***** Data entries *****

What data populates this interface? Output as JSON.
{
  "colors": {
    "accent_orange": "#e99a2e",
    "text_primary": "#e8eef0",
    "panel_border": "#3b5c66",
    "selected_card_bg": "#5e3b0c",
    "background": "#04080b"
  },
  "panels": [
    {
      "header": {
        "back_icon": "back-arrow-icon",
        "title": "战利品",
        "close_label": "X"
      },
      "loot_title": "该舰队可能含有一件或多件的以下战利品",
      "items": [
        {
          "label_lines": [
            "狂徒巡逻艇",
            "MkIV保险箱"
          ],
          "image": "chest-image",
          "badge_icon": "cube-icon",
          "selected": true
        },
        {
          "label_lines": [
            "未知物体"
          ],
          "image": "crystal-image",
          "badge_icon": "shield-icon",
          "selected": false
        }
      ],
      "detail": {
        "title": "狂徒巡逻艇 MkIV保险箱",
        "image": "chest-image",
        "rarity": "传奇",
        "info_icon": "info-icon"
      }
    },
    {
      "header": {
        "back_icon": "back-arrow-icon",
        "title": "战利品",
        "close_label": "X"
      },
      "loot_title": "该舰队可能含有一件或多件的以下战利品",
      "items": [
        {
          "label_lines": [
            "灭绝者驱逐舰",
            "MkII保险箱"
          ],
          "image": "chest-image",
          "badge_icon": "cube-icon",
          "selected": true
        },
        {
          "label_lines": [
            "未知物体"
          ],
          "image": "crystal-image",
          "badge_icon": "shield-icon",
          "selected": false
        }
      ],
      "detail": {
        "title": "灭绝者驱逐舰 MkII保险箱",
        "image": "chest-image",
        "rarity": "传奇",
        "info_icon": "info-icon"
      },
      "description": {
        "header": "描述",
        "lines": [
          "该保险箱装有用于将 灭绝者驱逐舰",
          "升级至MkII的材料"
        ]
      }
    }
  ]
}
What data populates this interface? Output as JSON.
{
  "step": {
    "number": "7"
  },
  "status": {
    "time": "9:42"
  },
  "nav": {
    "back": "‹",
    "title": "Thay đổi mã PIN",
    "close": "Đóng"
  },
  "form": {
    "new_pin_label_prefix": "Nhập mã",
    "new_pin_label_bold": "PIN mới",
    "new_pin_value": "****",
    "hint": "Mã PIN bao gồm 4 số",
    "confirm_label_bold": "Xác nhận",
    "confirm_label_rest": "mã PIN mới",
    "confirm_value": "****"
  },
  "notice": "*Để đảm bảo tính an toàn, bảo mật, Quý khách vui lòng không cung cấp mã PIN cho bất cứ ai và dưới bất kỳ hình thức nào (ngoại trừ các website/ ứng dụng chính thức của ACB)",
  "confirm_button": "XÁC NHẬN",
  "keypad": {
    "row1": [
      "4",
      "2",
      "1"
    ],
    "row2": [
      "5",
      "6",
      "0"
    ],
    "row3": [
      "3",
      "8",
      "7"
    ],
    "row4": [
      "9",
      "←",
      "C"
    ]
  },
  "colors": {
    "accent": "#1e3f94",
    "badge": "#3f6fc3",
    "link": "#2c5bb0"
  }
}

*****

- Set problem -
Print the material once more, exactly.

- Solution to this task -
What data populates this interface? Output as JSON.
{
  "colors": {
    "accent_orange": "#e99a2e",
    "text_primary": "#e8eef0",
    "panel_border": "#3b5c66",
    "selected_card_bg": "#5e3b0c",
    "background": "#04080b"
  },
  "panels": [
    {
      "header": {
        "back_icon": "back-arrow-icon",
        "title": "战利品",
        "close_label": "X"
      },
      "loot_title": "该舰队可能含有一件或多件的以下战利品",
      "items": [
        {
          "label_lines": [
            "狂徒巡逻艇",
            "MkIV保险箱"
          ],
          "image": "chest-image",
          "badge_icon": "cube-icon",
          "selected": true
        },
        {
          "label_lines": [
            "未知物体"
          ],
          "image": "crystal-image",
          "badge_icon": "shield-icon",
          "selected": false
        }
      ],
      "detail": {
        "title": "狂徒巡逻艇 MkIV保险箱",
        "image": "chest-image",
        "rarity": "传奇",
        "info_icon": "info-icon"
      }
    },
    {
      "header": {
        "back_icon": "back-arrow-icon",
        "title": "战利品",
        "close_label": "X"
      },
      "loot_title": "该舰队可能含有一件或多件的以下战利品",
      "items": [
        {
          "label_lines": [
            "灭绝者驱逐舰",
            "MkII保险箱"
          ],
          "image": "chest-image",
          "badge_icon": "cube-icon",
          "selected": true
        },
        {
          "label_lines": [
            "未知物体"
          ],
          "image": "crystal-image",
          "badge_icon": "shield-icon",
          "selected": false
        }
      ],
      "detail": {
        "title": "灭绝者驱逐舰 MkII保险箱",
        "image": "chest-image",
        "rarity": "传奇",
        "info_icon": "info-icon"
      },
      "description": {
        "header": "描述",
        "lines": [
          "该保险箱装有用于将 灭绝者驱逐舰",
          "升级至MkII的材料"
        ]
      }
    }
  ]
}
What data populates this interface? Output as JSON.
{
  "step": {
    "number": "7"
  },
  "status": {
    "time": "9:42"
  },
  "nav": {
    "back": "‹",
    "title": "Thay đổi mã PIN",
    "close": "Đóng"
  },
  "form": {
    "new_pin_label_prefix": "Nhập mã",
    "new_pin_label_bold": "PIN mới",
    "new_pin_value": "****",
    "hint": "Mã PIN bao gồm 4 số",
    "confirm_label_bold": "Xác nhận",
    "confirm_label_rest": "mã PIN mới",
    "confirm_value": "****"
  },
  "notice": "*Để đảm bảo tính an toàn, bảo mật, Quý khách vui lòng không cung cấp mã PIN cho bất cứ ai và dưới bất kỳ hình thức nào (ngoại trừ các website/ ứng dụng chính thức của ACB)",
  "confirm_button": "XÁC NHẬN",
  "keypad": {
    "row1": [
      "4",
      "2",
      "1"
    ],
    "row2": [
      "5",
      "6",
      "0"
    ],
    "row3": [
      "3",
      "8",
      "7"
    ],
    "row4": [
      "9",
      "←",
      "C"
    ]
  },
  "colors": {
    "accent": "#1e3f94",
    "badge": "#3f6fc3",
    "link": "#2c5bb0"
  }
}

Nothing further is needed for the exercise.